- _Directions_
Extract all of the data and reproduce it precisely.

Records
┄┄┄┄┄┄┄┄┄┄
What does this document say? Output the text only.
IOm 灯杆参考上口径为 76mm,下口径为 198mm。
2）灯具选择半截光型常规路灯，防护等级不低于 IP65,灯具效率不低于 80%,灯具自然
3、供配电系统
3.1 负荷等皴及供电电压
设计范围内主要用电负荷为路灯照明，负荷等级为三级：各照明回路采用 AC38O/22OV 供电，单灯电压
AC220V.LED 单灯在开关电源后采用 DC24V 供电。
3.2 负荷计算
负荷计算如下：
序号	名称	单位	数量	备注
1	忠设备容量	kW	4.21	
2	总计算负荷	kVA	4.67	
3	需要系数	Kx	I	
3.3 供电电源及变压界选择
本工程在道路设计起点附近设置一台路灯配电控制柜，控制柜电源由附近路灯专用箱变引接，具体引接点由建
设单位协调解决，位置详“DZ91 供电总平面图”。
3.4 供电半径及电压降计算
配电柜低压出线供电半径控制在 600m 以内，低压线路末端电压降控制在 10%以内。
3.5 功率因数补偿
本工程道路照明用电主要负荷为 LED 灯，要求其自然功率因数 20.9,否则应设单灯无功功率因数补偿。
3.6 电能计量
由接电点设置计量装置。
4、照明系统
┄┄┄┄┄┄┄┄┄┄
- _Response to the exercise_
What does this document say? Output the text only.
IOm 灯杆参考上口径为 76mm,下口径为 198mm。
2）灯具选择半截光型常规路灯，防护等级不低于 IP65,灯具效率不低于 80%,灯具自然
3、供配电系统
3.1 负荷等皴及供电电压
设计范围内主要用电负荷为路灯照明，负荷等级为三级：各照明回路采用 AC38O/22OV 供电，单灯电压
AC220V.LED 单灯在开关电源后采用 DC24V 供电。
3.2 负荷计算
负荷计算如下：
序号	名称	单位	数量	备注
1	忠设备容量	kW	4.21	
2	总计算负荷	kVA	4.67	
3	需要系数	Kx	I	
3.3 供电电源及变压界选择
本工程在道路设计起点附近设置一台路灯配电控制柜，控制柜电源由附近路灯专用箱变引接，具体引接点由建
设单位协调解决，位置详“DZ91 供电总平面图”。
3.4 供电半径及电压降计算
配电柜低压出线供电半径控制在 600m 以内，低压线路末端电压降控制在 10%以内。
3.5 功率因数补偿
本工程道路照明用电主要负荷为 LED 灯，要求其自然功率因数 20.9,否则应设单灯无功功率因数补偿。
3.6 电能计量
由接电点设置计量装置。
4、照明系统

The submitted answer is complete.